- _TASK BRIEF_: Send back the records in full, character for character.
==========
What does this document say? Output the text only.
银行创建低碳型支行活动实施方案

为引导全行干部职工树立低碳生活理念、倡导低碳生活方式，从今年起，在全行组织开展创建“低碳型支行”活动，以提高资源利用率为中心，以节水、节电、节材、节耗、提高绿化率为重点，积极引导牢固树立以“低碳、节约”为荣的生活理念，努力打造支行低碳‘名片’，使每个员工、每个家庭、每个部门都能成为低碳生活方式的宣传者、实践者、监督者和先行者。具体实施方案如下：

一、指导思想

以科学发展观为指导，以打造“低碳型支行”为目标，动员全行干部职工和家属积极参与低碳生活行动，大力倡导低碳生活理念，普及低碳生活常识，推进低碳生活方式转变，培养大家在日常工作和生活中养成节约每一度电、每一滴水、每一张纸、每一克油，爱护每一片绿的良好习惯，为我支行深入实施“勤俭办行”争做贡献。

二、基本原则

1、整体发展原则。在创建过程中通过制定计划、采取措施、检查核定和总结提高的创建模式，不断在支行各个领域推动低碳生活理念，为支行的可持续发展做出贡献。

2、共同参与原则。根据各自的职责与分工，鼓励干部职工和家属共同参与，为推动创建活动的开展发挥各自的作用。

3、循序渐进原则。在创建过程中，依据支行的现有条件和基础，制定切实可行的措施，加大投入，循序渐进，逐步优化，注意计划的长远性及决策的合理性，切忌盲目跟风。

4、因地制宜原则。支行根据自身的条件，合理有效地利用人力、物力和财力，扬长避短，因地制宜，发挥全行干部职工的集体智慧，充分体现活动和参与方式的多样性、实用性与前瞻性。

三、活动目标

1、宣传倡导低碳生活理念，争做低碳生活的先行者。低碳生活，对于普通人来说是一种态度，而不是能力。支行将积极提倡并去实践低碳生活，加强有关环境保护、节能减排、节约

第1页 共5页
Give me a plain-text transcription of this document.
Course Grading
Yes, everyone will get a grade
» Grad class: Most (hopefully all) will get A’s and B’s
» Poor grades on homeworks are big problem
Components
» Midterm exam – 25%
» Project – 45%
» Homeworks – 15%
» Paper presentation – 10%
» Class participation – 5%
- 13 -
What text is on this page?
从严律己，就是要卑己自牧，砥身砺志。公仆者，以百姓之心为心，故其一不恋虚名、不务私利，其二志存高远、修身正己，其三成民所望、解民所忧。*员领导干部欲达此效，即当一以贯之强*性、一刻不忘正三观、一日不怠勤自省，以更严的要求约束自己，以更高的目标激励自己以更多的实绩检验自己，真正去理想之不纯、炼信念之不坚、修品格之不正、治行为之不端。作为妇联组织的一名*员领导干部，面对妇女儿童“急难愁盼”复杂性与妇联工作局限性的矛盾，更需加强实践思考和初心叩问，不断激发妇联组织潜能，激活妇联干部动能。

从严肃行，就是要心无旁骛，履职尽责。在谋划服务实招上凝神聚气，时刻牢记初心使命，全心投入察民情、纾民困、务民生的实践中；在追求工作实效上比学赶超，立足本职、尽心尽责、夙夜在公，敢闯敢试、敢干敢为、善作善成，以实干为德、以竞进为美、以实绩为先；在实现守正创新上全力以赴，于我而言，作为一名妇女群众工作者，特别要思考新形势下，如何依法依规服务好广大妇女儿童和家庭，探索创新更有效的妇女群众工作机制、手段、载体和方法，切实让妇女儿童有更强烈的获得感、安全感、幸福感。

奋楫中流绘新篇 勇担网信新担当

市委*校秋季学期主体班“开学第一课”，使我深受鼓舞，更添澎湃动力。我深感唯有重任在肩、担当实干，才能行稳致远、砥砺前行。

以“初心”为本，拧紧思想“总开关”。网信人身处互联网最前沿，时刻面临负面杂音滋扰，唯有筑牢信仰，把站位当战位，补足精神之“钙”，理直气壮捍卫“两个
==========
- _EXERCISE RESULT_:
What does this document say? Output the text only.
银行创建低碳型支行活动实施方案

为引导全行干部职工树立低碳生活理念、倡导低碳生活方式，从今年起，在全行组织开展创建“低碳型支行”活动，以提高资源利用率为中心，以节水、节电、节材、节耗、提高绿化率为重点，积极引导牢固树立以“低碳、节约”为荣的生活理念，努力打造支行低碳‘名片’，使每个员工、每个家庭、每个部门都能成为低碳生活方式的宣传者、实践者、监督者和先行者。具体实施方案如下：

一、指导思想

以科学发展观为指导，以打造“低碳型支行”为目标，动员全行干部职工和家属积极参与低碳生活行动，大力倡导低碳生活理念，普及低碳生活常识，推进低碳生活方式转变，培养大家在日常工作和生活中养成节约每一度电、每一滴水、每一张纸、每一克油，爱护每一片绿的良好习惯，为我支行深入实施“勤俭办行”争做贡献。

二、基本原则

1、整体发展原则。在创建过程中通过制定计划、采取措施、检查核定和总结提高的创建模式，不断在支行各个领域推动低碳生活理念，为支行的可持续发展做出贡献。

2、共同参与原则。根据各自的职责与分工，鼓励干部职工和家属共同参与，为推动创建活动的开展发挥各自的作用。

3、循序渐进原则。在创建过程中，依据支行的现有条件和基础，制定切实可行的措施，加大投入，循序渐进，逐步优化，注意计划的长远性及决策的合理性，切忌盲目跟风。

4、因地制宜原则。支行根据自身的条件，合理有效地利用人力、物力和财力，扬长避短，因地制宜，发挥全行干部职工的集体智慧，充分体现活动和参与方式的多样性、实用性与前瞻性。

三、活动目标

1、宣传倡导低碳生活理念，争做低碳生活的先行者。低碳生活，对于普通人来说是一种态度，而不是能力。支行将积极提倡并去实践低碳生活，加强有关环境保护、节能减排、节约

第1页 共5页
Give me a plain-text transcription of this document.
Course Grading
Yes, everyone will get a grade
» Grad class: Most (hopefully all) will get A’s and B’s
» Poor grades on homeworks are big problem
Components
» Midterm exam – 25%
» Project – 45%
» Homeworks – 15%
» Paper presentation – 10%
» Class participation – 5%
- 13 -
What text is on this page?
从严律己，就是要卑己自牧，砥身砺志。公仆者，以百姓之心为心，故其一不恋虚名、不务私利，其二志存高远、修身正己，其三成民所望、解民所忧。*员领导干部欲达此效，即当一以贯之强*性、一刻不忘正三观、一日不怠勤自省，以更严的要求约束自己，以更高的目标激励自己以更多的实绩检验自己，真正去理想之不纯、炼信念之不坚、修品格之不正、治行为之不端。作为妇联组织的一名*员领导干部，面对妇女儿童“急难愁盼”复杂性与妇联工作局限性的矛盾，更需加强实践思考和初心叩问，不断激发妇联组织潜能，激活妇联干部动能。

从严肃行，就是要心无旁骛，履职尽责。在谋划服务实招上凝神聚气，时刻牢记初心使命，全心投入察民情、纾民困、务民生的实践中；在追求工作实效上比学赶超，立足本职、尽心尽责、夙夜在公，敢闯敢试、敢干敢为、善作善成，以实干为德、以竞进为美、以实绩为先；在实现守正创新上全力以赴，于我而言，作为一名妇女群众工作者，特别要思考新形势下，如何依法依规服务好广大妇女儿童和家庭，探索创新更有效的妇女群众工作机制、手段、载体和方法，切实让妇女儿童有更强烈的获得感、安全感、幸福感。

奋楫中流绘新篇 勇担网信新担当

市委*校秋季学期主体班“开学第一课”，使我深受鼓舞，更添澎湃动力。我深感唯有重任在肩、担当实干，才能行稳致远、砥砺前行。

以“初心”为本，拧紧思想“总开关”。网信人身处互联网最前沿，时刻面临负面杂音滋扰，唯有筑牢信仰，把站位当战位，补足精神之“钙”，理直气壮捍卫“两个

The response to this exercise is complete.